• _WRITTEN INSTRUCTION_
Bring together all lines of the material below that contain the string "районная".

═══ RAW DATA ═══

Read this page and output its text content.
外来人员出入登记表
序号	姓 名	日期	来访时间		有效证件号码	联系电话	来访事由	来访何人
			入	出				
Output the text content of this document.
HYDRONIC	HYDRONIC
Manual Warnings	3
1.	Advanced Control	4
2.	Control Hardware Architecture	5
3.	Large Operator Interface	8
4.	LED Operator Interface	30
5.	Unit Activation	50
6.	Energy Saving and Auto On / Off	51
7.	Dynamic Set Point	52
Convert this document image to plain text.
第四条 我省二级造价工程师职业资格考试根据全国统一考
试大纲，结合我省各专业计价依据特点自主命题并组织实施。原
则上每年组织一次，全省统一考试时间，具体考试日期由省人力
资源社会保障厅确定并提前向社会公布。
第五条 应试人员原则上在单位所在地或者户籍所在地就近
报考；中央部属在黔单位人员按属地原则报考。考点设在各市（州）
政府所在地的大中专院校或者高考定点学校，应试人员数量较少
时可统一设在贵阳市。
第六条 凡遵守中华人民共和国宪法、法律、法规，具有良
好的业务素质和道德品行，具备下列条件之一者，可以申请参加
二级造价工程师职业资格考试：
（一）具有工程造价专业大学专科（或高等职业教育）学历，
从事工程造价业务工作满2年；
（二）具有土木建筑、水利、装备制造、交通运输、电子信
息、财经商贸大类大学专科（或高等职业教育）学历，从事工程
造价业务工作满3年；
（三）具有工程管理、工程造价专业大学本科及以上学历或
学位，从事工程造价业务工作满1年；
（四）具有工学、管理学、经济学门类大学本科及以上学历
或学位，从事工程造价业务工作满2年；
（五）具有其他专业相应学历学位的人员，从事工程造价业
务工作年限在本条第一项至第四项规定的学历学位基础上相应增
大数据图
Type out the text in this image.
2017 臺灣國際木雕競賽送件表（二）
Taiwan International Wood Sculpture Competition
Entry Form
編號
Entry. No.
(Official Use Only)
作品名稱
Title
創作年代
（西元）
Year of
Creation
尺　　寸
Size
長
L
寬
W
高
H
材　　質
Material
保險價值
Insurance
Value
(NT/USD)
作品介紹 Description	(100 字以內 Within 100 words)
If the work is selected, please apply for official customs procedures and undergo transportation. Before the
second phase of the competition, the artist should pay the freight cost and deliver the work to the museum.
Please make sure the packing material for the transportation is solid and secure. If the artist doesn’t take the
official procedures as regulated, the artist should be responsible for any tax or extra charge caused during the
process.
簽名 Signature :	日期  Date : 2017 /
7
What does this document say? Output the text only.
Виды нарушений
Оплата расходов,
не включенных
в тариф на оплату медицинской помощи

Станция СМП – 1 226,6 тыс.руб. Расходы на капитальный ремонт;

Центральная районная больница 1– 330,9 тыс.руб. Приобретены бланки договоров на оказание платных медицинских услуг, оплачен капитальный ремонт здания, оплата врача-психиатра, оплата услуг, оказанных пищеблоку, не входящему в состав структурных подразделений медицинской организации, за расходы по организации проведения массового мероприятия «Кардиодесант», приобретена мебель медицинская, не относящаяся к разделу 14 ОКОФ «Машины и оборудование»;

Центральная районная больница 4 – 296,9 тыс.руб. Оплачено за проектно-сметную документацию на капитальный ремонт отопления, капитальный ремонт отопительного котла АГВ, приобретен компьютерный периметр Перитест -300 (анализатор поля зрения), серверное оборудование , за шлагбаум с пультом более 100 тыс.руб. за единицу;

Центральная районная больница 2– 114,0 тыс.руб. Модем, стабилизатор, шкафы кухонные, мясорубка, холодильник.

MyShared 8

═══

• _TASK SOLUTION_
Центральная районная больница 1– 330,9 тыс.руб. Приобретены бланки договоров на оказание платных медицинских услуг, оплачен капитальный ремонт здания, оплата врача-психиатра, оплата услуг, оказанных пищеблоку, не входящему в состав структурных подразделений медицинской организации, за расходы по организации проведения массового мероприятия «Кардиодесант», приобретена мебель медицинская, не относящаяся к разделу 14 ОКОФ «Машины и оборудование»;
Центральная районная больница 4 – 296,9 тыс.руб. Оплачено за проектно-сметную документацию на капитальный ремонт отопления, капитальный ремонт отопительного котла АГВ, приобретен компьютерный периметр Перитест -300 (анализатор поля зрения), серверное оборудование , за шлагбаум с пультом более 100 тыс.руб. за единицу;
Центральная районная больница 2– 114,0 тыс.руб. Модем, стабилизатор, шкафы кухонные, мясорубка, холодильник.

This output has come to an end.